# Exercise instructions:
Extract every entry word for word. Skip the pictures.

# Supplied information:
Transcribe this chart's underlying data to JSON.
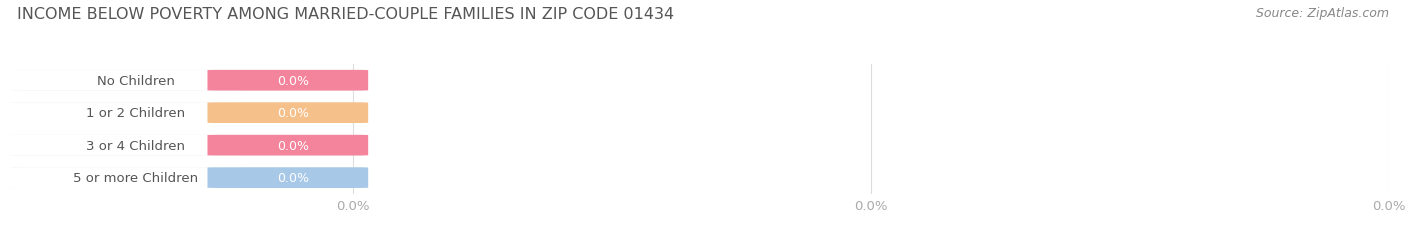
{
  "title": "INCOME BELOW POVERTY AMONG MARRIED-COUPLE FAMILIES IN ZIP CODE 01434",
  "source": "Source: ZipAtlas.com",
  "categories": [
    "No Children",
    "1 or 2 Children",
    "3 or 4 Children",
    "5 or more Children"
  ],
  "values": [
    0.0,
    0.0,
    0.0,
    0.0
  ],
  "bar_colors": [
    "#f4849c",
    "#f5c08a",
    "#f4849c",
    "#a8c8e8"
  ],
  "bar_bg_color": "#e8e8e8",
  "bar_white_color": "#ffffff",
  "background_color": "#ffffff",
  "grid_color": "#dddddd",
  "title_fontsize": 11.5,
  "label_fontsize": 9.5,
  "value_fontsize": 9,
  "source_fontsize": 9,
  "bar_height": 0.62,
  "bar_label_color": "#ffffff",
  "category_label_color": "#555555",
  "tick_label_color": "#aaaaaa",
  "title_color": "#555555",
  "source_color": "#888888",
  "colored_portion": 0.38,
  "total_bar_width": 0.245,
  "xlim_max": 1.0,
  "xtick_positions": [
    0.245,
    0.6225,
    1.0
  ],
  "xtick_labels": [
    "0.0%",
    "0.0%",
    "0.0%"
  ]
}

# Response below:
Transcribe this chart's underlying data to JSON.
{
  "title": "INCOME BELOW POVERTY AMONG MARRIED-COUPLE FAMILIES IN ZIP CODE 01434",
  "source": "Source: ZipAtlas.com",
  "categories": [
    "No Children",
    "1 or 2 Children",
    "3 or 4 Children",
    "5 or more Children"
  ],
  "values": [
    0.0,
    0.0,
    0.0,
    0.0
  ],
  "bar_colors": [
    "#f4849c",
    "#f5c08a",
    "#f4849c",
    "#a8c8e8"
  ],
  "bar_bg_color": "#e8e8e8",
  "bar_white_color": "#ffffff",
  "background_color": "#ffffff",
  "grid_color": "#dddddd",
  "title_fontsize": 11.5,
  "label_fontsize": 9.5,
  "value_fontsize": 9,
  "source_fontsize": 9,
  "bar_height": 0.62,
  "bar_label_color": "#ffffff",
  "category_label_color": "#555555",
  "tick_label_color": "#aaaaaa",
  "title_color": "#555555",
  "source_color": "#888888",
  "colored_portion": 0.38,
  "total_bar_width": 0.245,
  "xlim_max": 1.0,
  "xtick_positions": [
    0.245,
    0.6225,
    1.0
  ],
  "xtick_labels": [
    "0.0%",
    "0.0%",
    "0.0%"
  ]
}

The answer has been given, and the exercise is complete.